Lines of data
>> start
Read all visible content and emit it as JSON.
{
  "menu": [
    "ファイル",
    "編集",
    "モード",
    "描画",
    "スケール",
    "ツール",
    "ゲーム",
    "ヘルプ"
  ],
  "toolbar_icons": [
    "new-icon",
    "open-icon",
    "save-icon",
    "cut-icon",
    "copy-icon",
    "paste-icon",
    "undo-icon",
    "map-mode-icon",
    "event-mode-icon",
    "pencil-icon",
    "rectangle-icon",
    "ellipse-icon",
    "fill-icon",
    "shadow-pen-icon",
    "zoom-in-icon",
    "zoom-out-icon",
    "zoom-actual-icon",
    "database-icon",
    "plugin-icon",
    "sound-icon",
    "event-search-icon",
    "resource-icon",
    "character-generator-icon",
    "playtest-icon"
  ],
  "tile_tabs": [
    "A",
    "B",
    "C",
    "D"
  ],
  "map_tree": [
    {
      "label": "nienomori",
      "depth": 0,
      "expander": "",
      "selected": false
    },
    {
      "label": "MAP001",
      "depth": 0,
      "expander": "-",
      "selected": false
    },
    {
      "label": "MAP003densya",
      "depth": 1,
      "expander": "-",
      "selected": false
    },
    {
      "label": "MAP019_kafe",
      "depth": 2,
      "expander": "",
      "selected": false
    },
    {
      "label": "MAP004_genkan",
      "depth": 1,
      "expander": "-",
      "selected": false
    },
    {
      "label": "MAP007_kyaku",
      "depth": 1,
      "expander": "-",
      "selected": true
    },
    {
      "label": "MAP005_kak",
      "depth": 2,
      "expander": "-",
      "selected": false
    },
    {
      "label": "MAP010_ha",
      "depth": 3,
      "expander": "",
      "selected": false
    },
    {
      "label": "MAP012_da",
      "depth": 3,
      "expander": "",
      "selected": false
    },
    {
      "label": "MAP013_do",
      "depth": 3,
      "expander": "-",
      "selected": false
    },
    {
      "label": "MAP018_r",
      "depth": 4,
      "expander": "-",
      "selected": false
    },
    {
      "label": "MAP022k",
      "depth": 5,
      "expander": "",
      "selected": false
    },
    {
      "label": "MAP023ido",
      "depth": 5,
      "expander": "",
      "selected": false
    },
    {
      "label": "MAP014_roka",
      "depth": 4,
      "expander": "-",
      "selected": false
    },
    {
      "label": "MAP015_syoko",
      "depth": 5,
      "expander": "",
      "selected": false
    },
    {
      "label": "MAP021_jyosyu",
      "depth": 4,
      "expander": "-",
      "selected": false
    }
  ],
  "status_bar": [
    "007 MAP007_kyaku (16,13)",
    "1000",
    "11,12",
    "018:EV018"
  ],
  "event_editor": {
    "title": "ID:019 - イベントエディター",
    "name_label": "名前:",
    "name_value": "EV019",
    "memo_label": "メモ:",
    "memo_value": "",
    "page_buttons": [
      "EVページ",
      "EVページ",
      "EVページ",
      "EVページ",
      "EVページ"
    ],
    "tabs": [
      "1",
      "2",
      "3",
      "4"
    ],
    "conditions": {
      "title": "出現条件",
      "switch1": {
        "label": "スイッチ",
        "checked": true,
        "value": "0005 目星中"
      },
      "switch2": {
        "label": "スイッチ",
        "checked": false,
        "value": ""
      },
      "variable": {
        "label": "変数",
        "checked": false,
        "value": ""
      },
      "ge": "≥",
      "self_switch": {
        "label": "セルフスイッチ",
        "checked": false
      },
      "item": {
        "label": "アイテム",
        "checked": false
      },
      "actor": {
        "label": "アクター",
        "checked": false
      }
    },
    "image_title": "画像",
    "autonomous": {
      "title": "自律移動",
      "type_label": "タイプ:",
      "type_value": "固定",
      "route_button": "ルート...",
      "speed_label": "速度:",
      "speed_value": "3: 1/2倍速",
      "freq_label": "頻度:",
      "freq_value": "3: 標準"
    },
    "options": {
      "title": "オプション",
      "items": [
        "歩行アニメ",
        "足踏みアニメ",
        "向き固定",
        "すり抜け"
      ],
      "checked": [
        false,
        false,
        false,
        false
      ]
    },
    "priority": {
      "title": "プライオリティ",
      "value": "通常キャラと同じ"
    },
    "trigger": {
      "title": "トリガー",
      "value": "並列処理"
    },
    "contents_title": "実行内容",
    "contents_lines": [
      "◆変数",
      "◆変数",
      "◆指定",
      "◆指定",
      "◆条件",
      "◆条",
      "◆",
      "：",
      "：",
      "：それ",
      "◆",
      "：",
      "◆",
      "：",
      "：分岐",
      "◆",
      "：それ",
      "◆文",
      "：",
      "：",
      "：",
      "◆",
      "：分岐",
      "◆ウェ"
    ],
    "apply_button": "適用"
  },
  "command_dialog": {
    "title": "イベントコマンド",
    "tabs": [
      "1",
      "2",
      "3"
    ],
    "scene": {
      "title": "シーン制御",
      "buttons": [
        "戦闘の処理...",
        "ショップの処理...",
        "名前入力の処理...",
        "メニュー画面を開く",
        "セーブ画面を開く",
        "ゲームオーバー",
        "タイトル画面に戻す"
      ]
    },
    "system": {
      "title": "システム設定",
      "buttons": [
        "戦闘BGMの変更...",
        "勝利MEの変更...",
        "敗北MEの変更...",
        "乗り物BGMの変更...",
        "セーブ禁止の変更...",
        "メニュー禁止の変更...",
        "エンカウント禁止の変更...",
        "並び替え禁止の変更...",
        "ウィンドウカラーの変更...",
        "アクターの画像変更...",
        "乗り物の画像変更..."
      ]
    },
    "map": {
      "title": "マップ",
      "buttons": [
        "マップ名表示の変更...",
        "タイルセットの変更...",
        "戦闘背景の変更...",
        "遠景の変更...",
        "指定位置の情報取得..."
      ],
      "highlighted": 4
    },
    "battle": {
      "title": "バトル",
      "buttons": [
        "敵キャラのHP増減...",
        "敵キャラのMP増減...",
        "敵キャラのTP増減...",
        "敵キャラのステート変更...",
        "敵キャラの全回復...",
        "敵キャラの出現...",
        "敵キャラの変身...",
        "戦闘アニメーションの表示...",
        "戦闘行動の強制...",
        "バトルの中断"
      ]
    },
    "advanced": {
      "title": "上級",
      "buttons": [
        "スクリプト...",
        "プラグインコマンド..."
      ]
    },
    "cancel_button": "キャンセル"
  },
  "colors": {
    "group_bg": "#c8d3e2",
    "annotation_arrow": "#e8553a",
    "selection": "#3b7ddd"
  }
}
>> end
__TASK TO COMPLETE__
Copy all of the data exactly.

__ANSWER TO THE TASK__
Read all visible content and emit it as JSON.
{
  "menu": [
    "ファイル",
    "編集",
    "モード",
    "描画",
    "スケール",
    "ツール",
    "ゲーム",
    "ヘルプ"
  ],
  "toolbar_icons": [
    "new-icon",
    "open-icon",
    "save-icon",
    "cut-icon",
    "copy-icon",
    "paste-icon",
    "undo-icon",
    "map-mode-icon",
    "event-mode-icon",
    "pencil-icon",
    "rectangle-icon",
    "ellipse-icon",
    "fill-icon",
    "shadow-pen-icon",
    "zoom-in-icon",
    "zoom-out-icon",
    "zoom-actual-icon",
    "database-icon",
    "plugin-icon",
    "sound-icon",
    "event-search-icon",
    "resource-icon",
    "character-generator-icon",
    "playtest-icon"
  ],
  "tile_tabs": [
    "A",
    "B",
    "C",
    "D"
  ],
  "map_tree": [
    {
      "label": "nienomori",
      "depth": 0,
      "expander": "",
      "selected": false
    },
    {
      "label": "MAP001",
      "depth": 0,
      "expander": "-",
      "selected": false
    },
    {
      "label": "MAP003densya",
      "depth": 1,
      "expander": "-",
      "selected": false
    },
    {
      "label": "MAP019_kafe",
      "depth": 2,
      "expander": "",
      "selected": false
    },
    {
      "label": "MAP004_genkan",
      "depth": 1,
      "expander": "-",
      "selected": false
    },
    {
      "label": "MAP007_kyaku",
      "depth": 1,
      "expander": "-",
      "selected": true
    },
    {
      "label": "MAP005_kak",
      "depth": 2,
      "expander": "-",
      "selected": false
    },
    {
      "label": "MAP010_ha",
      "depth": 3,
      "expander": "",
      "selected": false
    },
    {
      "label": "MAP012_da",
      "depth": 3,
      "expander": "",
      "selected": false
    },
    {
      "label": "MAP013_do",
      "depth": 3,
      "expander": "-",
      "selected": false
    },
    {
      "label": "MAP018_r",
      "depth": 4,
      "expander": "-",
      "selected": false
    },
    {
      "label": "MAP022k",
      "depth": 5,
      "expander": "",
      "selected": false
    },
    {
      "label": "MAP023ido",
      "depth": 5,
      "expander": "",
      "selected": false
    },
    {
      "label": "MAP014_roka",
      "depth": 4,
      "expander": "-",
      "selected": false
    },
    {
      "label": "MAP015_syoko",
      "depth": 5,
      "expander": "",
      "selected": false
    },
    {
      "label": "MAP021_jyosyu",
      "depth": 4,
      "expander": "-",
      "selected": false
    }
  ],
  "status_bar": [
    "007 MAP007_kyaku (16,13)",
    "1000",
    "11,12",
    "018:EV018"
  ],
  "event_editor": {
    "title": "ID:019 - イベントエディター",
    "name_label": "名前:",
    "name_value": "EV019",
    "memo_label": "メモ:",
    "memo_value": "",
    "page_buttons": [
      "EVページ",
      "EVページ",
      "EVページ",
      "EVページ",
      "EVページ"
    ],
    "tabs": [
      "1",
      "2",
      "3",
      "4"
    ],
    "conditions": {
      "title": "出現条件",
      "switch1": {
        "label": "スイッチ",
        "checked": true,
        "value": "0005 目星中"
      },
      "switch2": {
        "label": "スイッチ",
        "checked": false,
        "value": ""
      },
      "variable": {
        "label": "変数",
        "checked": false,
        "value": ""
      },
      "ge": "≥",
      "self_switch": {
        "label": "セルフスイッチ",
        "checked": false
      },
      "item": {
        "label": "アイテム",
        "checked": false
      },
      "actor": {
        "label": "アクター",
        "checked": false
      }
    },
    "image_title": "画像",
    "autonomous": {
      "title": "自律移動",
      "type_label": "タイプ:",
      "type_value": "固定",
      "route_button": "ルート...",
      "speed_label": "速度:",
      "speed_value": "3: 1/2倍速",
      "freq_label": "頻度:",
      "freq_value": "3: 標準"
    },
    "options": {
      "title": "オプション",
      "items": [
        "歩行アニメ",
        "足踏みアニメ",
        "向き固定",
        "すり抜け"
      ],
      "checked": [
        false,
        false,
        false,
        false
      ]
    },
    "priority": {
      "title": "プライオリティ",
      "value": "通常キャラと同じ"
    },
    "trigger": {
      "title": "トリガー",
      "value": "並列処理"
    },
    "contents_title": "実行内容",
    "contents_lines": [
      "◆変数",
      "◆変数",
      "◆指定",
      "◆指定",
      "◆条件",
      "◆条",
      "◆",
      "：",
      "：",
      "：それ",
      "◆",
      "：",
      "◆",
      "：",
      "：分岐",
      "◆",
      "：それ",
      "◆文",
      "：",
      "：",
      "：",
      "◆",
      "：分岐",
      "◆ウェ"
    ],
    "apply_button": "適用"
  },
  "command_dialog": {
    "title": "イベントコマンド",
    "tabs": [
      "1",
      "2",
      "3"
    ],
    "scene": {
      "title": "シーン制御",
      "buttons": [
        "戦闘の処理...",
        "ショップの処理...",
        "名前入力の処理...",
        "メニュー画面を開く",
        "セーブ画面を開く",
        "ゲームオーバー",
        "タイトル画面に戻す"
      ]
    },
    "system": {
      "title": "システム設定",
      "buttons": [
        "戦闘BGMの変更...",
        "勝利MEの変更...",
        "敗北MEの変更...",
        "乗り物BGMの変更...",
        "セーブ禁止の変更...",
        "メニュー禁止の変更...",
        "エンカウント禁止の変更...",
        "並び替え禁止の変更...",
        "ウィンドウカラーの変更...",
        "アクターの画像変更...",
        "乗り物の画像変更..."
      ]
    },
    "map": {
      "title": "マップ",
      "buttons": [
        "マップ名表示の変更...",
        "タイルセットの変更...",
        "戦闘背景の変更...",
        "遠景の変更...",
        "指定位置の情報取得..."
      ],
      "highlighted": 4
    },
    "battle": {
      "title": "バトル",
      "buttons": [
        "敵キャラのHP増減...",
        "敵キャラのMP増減...",
        "敵キャラのTP増減...",
        "敵キャラのステート変更...",
        "敵キャラの全回復...",
        "敵キャラの出現...",
        "敵キャラの変身...",
        "戦闘アニメーションの表示...",
        "戦闘行動の強制...",
        "バトルの中断"
      ]
    },
    "advanced": {
      "title": "上級",
      "buttons": [
        "スクリプト...",
        "プラグインコマンド..."
      ]
    },
    "cancel_button": "キャンセル"
  },
  "colors": {
    "group_bg": "#c8d3e2",
    "annotation_arrow": "#e8553a",
    "selection": "#3b7ddd"
  }
}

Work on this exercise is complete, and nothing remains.